▶ Work item: Provide the data again exactly, including every line that follows.

▶ Provided data:
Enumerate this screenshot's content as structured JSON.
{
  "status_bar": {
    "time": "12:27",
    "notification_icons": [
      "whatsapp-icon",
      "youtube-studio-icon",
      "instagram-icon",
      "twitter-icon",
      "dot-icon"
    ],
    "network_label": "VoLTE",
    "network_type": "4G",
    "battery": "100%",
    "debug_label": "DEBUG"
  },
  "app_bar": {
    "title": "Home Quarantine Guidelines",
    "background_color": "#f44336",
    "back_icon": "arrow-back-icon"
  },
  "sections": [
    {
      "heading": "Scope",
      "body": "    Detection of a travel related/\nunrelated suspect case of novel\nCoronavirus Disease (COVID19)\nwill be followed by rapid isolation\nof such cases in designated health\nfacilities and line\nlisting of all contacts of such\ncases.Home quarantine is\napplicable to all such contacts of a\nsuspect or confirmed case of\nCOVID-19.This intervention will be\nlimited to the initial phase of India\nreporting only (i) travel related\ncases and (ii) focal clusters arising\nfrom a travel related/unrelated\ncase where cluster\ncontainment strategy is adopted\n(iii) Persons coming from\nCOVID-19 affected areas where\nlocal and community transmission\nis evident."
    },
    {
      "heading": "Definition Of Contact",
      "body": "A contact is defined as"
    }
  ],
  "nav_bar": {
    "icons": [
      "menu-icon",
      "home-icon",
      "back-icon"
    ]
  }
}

▶ Answer for the task:
Enumerate this screenshot's content as structured JSON.
{
  "status_bar": {
    "time": "12:27",
    "notification_icons": [
      "whatsapp-icon",
      "youtube-studio-icon",
      "instagram-icon",
      "twitter-icon",
      "dot-icon"
    ],
    "network_label": "VoLTE",
    "network_type": "4G",
    "battery": "100%",
    "debug_label": "DEBUG"
  },
  "app_bar": {
    "title": "Home Quarantine Guidelines",
    "background_color": "#f44336",
    "back_icon": "arrow-back-icon"
  },
  "sections": [
    {
      "heading": "Scope",
      "body": "    Detection of a travel related/\nunrelated suspect case of novel\nCoronavirus Disease (COVID19)\nwill be followed by rapid isolation\nof such cases in designated health\nfacilities and line\nlisting of all contacts of such\ncases.Home quarantine is\napplicable to all such contacts of a\nsuspect or confirmed case of\nCOVID-19.This intervention will be\nlimited to the initial phase of India\nreporting only (i) travel related\ncases and (ii) focal clusters arising\nfrom a travel related/unrelated\ncase where cluster\ncontainment strategy is adopted\n(iii) Persons coming from\nCOVID-19 affected areas where\nlocal and community transmission\nis evident."
    },
    {
      "heading": "Definition Of Contact",
      "body": "A contact is defined as"
    }
  ],
  "nav_bar": {
    "icons": [
      "menu-icon",
      "home-icon",
      "back-icon"
    ]
  }
}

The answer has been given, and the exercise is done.